=== Entries supplied ===

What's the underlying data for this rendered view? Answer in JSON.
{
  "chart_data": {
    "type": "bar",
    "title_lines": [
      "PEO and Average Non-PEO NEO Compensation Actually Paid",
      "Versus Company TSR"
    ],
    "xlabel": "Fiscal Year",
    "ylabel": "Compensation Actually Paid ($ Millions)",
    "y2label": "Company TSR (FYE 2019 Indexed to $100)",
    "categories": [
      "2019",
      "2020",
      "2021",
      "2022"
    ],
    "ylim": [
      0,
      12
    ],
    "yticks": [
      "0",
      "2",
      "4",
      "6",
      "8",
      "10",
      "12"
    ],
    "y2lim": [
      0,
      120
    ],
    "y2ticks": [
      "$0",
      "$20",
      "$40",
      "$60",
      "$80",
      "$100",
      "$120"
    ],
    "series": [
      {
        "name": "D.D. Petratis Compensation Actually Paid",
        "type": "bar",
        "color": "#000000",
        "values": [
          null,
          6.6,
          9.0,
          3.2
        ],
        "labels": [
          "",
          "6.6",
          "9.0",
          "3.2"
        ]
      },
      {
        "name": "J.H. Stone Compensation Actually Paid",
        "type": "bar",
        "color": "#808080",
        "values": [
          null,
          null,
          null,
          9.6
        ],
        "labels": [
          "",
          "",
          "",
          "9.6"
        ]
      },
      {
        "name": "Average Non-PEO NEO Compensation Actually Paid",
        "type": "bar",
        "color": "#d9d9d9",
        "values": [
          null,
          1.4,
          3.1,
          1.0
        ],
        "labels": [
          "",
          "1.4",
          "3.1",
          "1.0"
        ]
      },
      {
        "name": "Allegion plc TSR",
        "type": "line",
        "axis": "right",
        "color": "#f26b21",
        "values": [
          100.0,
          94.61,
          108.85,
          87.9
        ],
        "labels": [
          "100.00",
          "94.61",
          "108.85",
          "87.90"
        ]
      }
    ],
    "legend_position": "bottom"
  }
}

===

Give the complete listing a second time, exactly as it reads.

What's the underlying data for this rendered view? Answer in JSON.
{
  "chart_data": {
    "type": "bar",
    "title_lines": [
      "PEO and Average Non-PEO NEO Compensation Actually Paid",
      "Versus Company TSR"
    ],
    "xlabel": "Fiscal Year",
    "ylabel": "Compensation Actually Paid ($ Millions)",
    "y2label": "Company TSR (FYE 2019 Indexed to $100)",
    "categories": [
      "2019",
      "2020",
      "2021",
      "2022"
    ],
    "ylim": [
      0,
      12
    ],
    "yticks": [
      "0",
      "2",
      "4",
      "6",
      "8",
      "10",
      "12"
    ],
    "y2lim": [
      0,
      120
    ],
    "y2ticks": [
      "$0",
      "$20",
      "$40",
      "$60",
      "$80",
      "$100",
      "$120"
    ],
    "series": [
      {
        "name": "D.D. Petratis Compensation Actually Paid",
        "type": "bar",
        "color": "#000000",
        "values": [
          null,
          6.6,
          9.0,
          3.2
        ],
        "labels": [
          "",
          "6.6",
          "9.0",
          "3.2"
        ]
      },
      {
        "name": "J.H. Stone Compensation Actually Paid",
        "type": "bar",
        "color": "#808080",
        "values": [
          null,
          null,
          null,
          9.6
        ],
        "labels": [
          "",
          "",
          "",
          "9.6"
        ]
      },
      {
        "name": "Average Non-PEO NEO Compensation Actually Paid",
        "type": "bar",
        "color": "#d9d9d9",
        "values": [
          null,
          1.4,
          3.1,
          1.0
        ],
        "labels": [
          "",
          "1.4",
          "3.1",
          "1.0"
        ]
      },
      {
        "name": "Allegion plc TSR",
        "type": "line",
        "axis": "right",
        "color": "#f26b21",
        "values": [
          100.0,
          94.61,
          108.85,
          87.9
        ],
        "labels": [
          "100.00",
          "94.61",
          "108.85",
          "87.90"
        ]
      }
    ],
    "legend_position": "bottom"
  }
}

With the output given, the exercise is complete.